* _Directive_:
Repeat the entire listing exactly.

Collected data
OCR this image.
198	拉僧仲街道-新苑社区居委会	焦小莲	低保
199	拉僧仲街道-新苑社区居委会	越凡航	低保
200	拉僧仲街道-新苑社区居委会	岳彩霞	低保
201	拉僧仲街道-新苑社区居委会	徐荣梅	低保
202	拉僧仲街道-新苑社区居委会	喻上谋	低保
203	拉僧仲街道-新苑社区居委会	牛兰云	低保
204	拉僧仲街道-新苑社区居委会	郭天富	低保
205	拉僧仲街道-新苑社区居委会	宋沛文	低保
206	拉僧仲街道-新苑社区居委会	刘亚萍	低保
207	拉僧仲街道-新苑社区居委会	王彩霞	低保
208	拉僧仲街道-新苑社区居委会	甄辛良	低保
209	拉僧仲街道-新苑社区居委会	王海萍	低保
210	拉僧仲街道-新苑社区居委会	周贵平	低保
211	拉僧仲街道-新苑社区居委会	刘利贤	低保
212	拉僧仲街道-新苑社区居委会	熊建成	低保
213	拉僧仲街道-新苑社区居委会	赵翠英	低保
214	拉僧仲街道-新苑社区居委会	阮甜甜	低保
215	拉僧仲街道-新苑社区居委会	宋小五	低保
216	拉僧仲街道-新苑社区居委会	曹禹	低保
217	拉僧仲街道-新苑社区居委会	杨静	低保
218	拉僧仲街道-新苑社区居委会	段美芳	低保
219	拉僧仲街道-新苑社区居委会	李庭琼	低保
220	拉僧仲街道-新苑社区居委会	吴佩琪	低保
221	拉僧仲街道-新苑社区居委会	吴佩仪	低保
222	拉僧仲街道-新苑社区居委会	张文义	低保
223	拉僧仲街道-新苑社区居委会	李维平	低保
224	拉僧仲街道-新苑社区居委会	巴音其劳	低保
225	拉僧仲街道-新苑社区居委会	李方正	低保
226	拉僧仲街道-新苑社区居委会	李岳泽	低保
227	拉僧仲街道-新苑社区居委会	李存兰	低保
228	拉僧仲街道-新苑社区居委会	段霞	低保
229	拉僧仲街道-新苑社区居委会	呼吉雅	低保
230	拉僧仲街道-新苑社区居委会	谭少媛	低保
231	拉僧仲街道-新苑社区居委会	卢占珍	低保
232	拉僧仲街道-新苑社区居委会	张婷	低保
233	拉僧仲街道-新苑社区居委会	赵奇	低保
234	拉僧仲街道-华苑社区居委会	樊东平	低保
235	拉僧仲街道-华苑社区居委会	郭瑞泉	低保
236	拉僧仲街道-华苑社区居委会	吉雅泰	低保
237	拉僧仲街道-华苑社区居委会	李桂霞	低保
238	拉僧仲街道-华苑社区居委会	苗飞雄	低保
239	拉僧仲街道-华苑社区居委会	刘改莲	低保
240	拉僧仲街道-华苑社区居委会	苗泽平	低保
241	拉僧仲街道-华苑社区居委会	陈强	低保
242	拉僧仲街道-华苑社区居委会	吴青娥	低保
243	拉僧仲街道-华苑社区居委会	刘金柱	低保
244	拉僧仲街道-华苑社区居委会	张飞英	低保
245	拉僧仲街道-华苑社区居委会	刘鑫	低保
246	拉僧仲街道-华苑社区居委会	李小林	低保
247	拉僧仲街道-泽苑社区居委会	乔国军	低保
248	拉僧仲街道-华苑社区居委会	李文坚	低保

* _In response_:
OCR this image.
198	拉僧仲街道-新苑社区居委会	焦小莲	低保
199	拉僧仲街道-新苑社区居委会	越凡航	低保
200	拉僧仲街道-新苑社区居委会	岳彩霞	低保
201	拉僧仲街道-新苑社区居委会	徐荣梅	低保
202	拉僧仲街道-新苑社区居委会	喻上谋	低保
203	拉僧仲街道-新苑社区居委会	牛兰云	低保
204	拉僧仲街道-新苑社区居委会	郭天富	低保
205	拉僧仲街道-新苑社区居委会	宋沛文	低保
206	拉僧仲街道-新苑社区居委会	刘亚萍	低保
207	拉僧仲街道-新苑社区居委会	王彩霞	低保
208	拉僧仲街道-新苑社区居委会	甄辛良	低保
209	拉僧仲街道-新苑社区居委会	王海萍	低保
210	拉僧仲街道-新苑社区居委会	周贵平	低保
211	拉僧仲街道-新苑社区居委会	刘利贤	低保
212	拉僧仲街道-新苑社区居委会	熊建成	低保
213	拉僧仲街道-新苑社区居委会	赵翠英	低保
214	拉僧仲街道-新苑社区居委会	阮甜甜	低保
215	拉僧仲街道-新苑社区居委会	宋小五	低保
216	拉僧仲街道-新苑社区居委会	曹禹	低保
217	拉僧仲街道-新苑社区居委会	杨静	低保
218	拉僧仲街道-新苑社区居委会	段美芳	低保
219	拉僧仲街道-新苑社区居委会	李庭琼	低保
220	拉僧仲街道-新苑社区居委会	吴佩琪	低保
221	拉僧仲街道-新苑社区居委会	吴佩仪	低保
222	拉僧仲街道-新苑社区居委会	张文义	低保
223	拉僧仲街道-新苑社区居委会	李维平	低保
224	拉僧仲街道-新苑社区居委会	巴音其劳	低保
225	拉僧仲街道-新苑社区居委会	李方正	低保
226	拉僧仲街道-新苑社区居委会	李岳泽	低保
227	拉僧仲街道-新苑社区居委会	李存兰	低保
228	拉僧仲街道-新苑社区居委会	段霞	低保
229	拉僧仲街道-新苑社区居委会	呼吉雅	低保
230	拉僧仲街道-新苑社区居委会	谭少媛	低保
231	拉僧仲街道-新苑社区居委会	卢占珍	低保
232	拉僧仲街道-新苑社区居委会	张婷	低保
233	拉僧仲街道-新苑社区居委会	赵奇	低保
234	拉僧仲街道-华苑社区居委会	樊东平	低保
235	拉僧仲街道-华苑社区居委会	郭瑞泉	低保
236	拉僧仲街道-华苑社区居委会	吉雅泰	低保
237	拉僧仲街道-华苑社区居委会	李桂霞	低保
238	拉僧仲街道-华苑社区居委会	苗飞雄	低保
239	拉僧仲街道-华苑社区居委会	刘改莲	低保
240	拉僧仲街道-华苑社区居委会	苗泽平	低保
241	拉僧仲街道-华苑社区居委会	陈强	低保
242	拉僧仲街道-华苑社区居委会	吴青娥	低保
243	拉僧仲街道-华苑社区居委会	刘金柱	低保
244	拉僧仲街道-华苑社区居委会	张飞英	低保
245	拉僧仲街道-华苑社区居委会	刘鑫	低保
246	拉僧仲街道-华苑社区居委会	李小林	低保
247	拉僧仲街道-泽苑社区居委会	乔国军	低保
248	拉僧仲街道-华苑社区居委会	李文坚	低保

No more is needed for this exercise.